# [Set problem]
Filter the listing below, copying every line in which the word "page" appears.

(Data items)
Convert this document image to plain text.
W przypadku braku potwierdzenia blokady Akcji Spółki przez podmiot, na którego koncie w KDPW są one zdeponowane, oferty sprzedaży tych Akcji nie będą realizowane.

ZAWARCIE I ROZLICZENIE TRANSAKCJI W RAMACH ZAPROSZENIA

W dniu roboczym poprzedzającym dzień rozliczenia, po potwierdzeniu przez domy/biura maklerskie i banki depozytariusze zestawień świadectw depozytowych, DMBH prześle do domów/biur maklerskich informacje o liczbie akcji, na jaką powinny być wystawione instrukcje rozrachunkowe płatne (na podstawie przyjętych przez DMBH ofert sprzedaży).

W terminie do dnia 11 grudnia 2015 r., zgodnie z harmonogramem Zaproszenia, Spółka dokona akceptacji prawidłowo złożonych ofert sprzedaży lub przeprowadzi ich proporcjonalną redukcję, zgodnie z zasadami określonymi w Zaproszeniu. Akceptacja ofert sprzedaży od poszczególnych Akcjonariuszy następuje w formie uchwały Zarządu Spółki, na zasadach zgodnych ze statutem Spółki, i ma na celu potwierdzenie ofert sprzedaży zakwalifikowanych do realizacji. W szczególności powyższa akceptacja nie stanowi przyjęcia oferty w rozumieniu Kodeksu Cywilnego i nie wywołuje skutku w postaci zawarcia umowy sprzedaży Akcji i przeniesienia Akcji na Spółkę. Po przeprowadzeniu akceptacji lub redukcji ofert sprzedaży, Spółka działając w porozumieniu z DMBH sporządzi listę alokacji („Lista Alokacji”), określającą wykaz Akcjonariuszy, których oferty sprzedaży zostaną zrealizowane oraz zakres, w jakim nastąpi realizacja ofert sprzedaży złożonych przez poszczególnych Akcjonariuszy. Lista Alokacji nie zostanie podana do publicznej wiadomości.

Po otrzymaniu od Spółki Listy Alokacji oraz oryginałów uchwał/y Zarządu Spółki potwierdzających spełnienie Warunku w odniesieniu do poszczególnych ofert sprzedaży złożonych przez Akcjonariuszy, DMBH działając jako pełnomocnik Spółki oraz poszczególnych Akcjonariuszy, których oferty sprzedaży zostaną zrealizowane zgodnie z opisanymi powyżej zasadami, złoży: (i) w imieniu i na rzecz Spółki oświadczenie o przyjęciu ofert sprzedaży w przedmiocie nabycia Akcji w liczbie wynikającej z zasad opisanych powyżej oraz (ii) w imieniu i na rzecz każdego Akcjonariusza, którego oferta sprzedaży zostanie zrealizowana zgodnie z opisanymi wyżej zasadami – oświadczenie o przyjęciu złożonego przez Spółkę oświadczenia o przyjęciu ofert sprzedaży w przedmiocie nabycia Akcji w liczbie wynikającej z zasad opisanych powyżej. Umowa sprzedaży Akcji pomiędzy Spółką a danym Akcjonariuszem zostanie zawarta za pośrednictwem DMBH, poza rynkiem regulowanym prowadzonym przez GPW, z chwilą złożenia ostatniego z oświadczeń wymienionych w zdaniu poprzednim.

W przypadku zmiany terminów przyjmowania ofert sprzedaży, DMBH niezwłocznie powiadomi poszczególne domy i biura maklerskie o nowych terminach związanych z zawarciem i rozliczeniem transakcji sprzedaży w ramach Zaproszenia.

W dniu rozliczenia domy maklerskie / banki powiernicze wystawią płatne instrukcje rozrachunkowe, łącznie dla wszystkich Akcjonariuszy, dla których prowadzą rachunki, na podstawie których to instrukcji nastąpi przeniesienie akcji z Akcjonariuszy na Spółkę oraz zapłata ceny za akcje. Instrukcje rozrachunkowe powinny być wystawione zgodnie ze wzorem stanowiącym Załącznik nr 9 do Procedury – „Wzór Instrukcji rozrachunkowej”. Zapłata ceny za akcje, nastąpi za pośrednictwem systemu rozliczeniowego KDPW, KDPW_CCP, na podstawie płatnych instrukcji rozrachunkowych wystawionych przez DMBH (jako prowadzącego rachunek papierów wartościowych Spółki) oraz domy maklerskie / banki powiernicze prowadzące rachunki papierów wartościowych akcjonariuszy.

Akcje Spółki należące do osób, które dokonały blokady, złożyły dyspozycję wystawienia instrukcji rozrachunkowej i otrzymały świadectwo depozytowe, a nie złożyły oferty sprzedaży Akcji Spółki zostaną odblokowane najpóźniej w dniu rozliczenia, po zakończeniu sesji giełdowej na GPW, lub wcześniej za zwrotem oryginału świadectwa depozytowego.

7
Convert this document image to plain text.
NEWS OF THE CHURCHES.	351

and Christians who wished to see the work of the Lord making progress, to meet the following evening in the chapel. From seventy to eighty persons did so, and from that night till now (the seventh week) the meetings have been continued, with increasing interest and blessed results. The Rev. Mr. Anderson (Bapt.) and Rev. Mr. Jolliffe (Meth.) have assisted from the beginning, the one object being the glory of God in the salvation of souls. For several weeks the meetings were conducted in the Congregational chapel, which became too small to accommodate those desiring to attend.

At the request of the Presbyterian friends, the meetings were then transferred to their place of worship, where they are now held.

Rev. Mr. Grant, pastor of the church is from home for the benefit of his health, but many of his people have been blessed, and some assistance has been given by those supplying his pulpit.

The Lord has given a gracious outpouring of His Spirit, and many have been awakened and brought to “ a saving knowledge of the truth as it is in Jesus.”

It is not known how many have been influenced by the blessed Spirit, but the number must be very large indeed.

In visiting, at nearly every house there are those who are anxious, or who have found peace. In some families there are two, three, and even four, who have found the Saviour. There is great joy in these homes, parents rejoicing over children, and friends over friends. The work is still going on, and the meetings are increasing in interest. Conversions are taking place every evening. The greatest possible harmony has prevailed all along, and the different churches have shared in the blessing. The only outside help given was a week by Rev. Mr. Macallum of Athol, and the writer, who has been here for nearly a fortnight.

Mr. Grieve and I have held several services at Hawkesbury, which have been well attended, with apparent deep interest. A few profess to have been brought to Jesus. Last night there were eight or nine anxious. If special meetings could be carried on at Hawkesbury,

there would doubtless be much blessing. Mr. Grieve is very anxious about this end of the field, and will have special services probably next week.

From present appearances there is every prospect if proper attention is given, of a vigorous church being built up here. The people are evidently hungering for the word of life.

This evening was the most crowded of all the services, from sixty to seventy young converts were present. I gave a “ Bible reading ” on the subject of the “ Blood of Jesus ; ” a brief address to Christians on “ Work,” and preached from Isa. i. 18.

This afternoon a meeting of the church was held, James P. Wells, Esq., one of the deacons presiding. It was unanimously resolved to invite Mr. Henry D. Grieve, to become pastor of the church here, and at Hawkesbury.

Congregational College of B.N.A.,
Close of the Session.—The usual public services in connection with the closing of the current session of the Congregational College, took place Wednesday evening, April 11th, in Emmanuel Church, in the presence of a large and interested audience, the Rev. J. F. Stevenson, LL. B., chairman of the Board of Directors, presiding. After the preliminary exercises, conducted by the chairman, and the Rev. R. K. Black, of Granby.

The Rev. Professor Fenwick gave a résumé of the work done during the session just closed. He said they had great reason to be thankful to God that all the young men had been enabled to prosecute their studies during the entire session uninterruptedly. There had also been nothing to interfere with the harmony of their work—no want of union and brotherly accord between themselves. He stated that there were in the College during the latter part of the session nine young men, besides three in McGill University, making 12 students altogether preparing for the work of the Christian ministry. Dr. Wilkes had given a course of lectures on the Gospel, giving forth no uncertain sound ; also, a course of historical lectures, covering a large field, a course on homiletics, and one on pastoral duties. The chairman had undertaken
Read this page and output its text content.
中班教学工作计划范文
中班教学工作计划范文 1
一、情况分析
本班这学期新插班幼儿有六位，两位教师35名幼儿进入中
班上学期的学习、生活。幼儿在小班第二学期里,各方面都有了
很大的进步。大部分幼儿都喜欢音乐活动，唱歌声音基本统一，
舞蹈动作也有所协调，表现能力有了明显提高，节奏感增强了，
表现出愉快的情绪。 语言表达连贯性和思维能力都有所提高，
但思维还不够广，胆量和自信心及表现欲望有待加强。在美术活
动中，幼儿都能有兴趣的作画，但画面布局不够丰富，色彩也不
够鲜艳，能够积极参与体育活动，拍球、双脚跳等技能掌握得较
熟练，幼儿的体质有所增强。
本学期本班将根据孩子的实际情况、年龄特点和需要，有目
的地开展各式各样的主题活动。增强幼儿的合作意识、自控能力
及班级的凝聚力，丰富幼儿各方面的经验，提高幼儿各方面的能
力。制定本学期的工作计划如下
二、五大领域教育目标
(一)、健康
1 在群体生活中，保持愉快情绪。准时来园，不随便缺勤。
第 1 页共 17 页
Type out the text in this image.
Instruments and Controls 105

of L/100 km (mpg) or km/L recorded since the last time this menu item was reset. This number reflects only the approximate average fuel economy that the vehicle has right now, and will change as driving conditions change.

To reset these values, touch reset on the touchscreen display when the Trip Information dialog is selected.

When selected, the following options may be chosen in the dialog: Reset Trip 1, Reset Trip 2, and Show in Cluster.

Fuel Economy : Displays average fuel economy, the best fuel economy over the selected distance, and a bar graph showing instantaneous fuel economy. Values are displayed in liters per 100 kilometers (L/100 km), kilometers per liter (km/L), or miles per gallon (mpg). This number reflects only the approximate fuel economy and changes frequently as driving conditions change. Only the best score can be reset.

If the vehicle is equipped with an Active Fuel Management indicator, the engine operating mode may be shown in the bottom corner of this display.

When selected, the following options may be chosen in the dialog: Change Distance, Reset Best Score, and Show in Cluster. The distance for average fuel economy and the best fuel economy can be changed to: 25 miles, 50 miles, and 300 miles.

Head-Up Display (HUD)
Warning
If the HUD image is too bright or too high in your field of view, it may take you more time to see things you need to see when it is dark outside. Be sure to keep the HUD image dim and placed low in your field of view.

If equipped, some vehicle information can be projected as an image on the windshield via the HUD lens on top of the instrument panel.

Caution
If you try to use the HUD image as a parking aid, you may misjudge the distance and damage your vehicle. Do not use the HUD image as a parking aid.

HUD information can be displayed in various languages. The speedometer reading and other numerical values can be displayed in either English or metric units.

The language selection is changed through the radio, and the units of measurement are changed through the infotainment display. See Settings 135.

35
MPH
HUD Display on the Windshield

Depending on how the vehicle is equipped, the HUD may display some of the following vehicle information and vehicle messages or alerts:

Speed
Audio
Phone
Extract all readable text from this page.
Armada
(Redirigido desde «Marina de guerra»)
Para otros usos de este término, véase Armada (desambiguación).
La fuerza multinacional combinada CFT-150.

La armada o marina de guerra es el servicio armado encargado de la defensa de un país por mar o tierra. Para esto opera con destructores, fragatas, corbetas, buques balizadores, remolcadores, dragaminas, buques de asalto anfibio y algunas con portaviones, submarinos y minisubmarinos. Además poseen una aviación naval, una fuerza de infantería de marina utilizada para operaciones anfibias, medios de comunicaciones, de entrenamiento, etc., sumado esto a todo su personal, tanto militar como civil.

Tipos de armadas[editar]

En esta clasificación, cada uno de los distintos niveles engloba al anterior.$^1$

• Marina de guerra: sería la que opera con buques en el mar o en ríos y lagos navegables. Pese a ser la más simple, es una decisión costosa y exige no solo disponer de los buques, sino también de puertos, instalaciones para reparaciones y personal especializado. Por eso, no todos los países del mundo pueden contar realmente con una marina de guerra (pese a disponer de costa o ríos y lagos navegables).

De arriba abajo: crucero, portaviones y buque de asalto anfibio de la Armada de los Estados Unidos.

# [Answer]
Read this page and output its text content.
Extract all readable text from this page.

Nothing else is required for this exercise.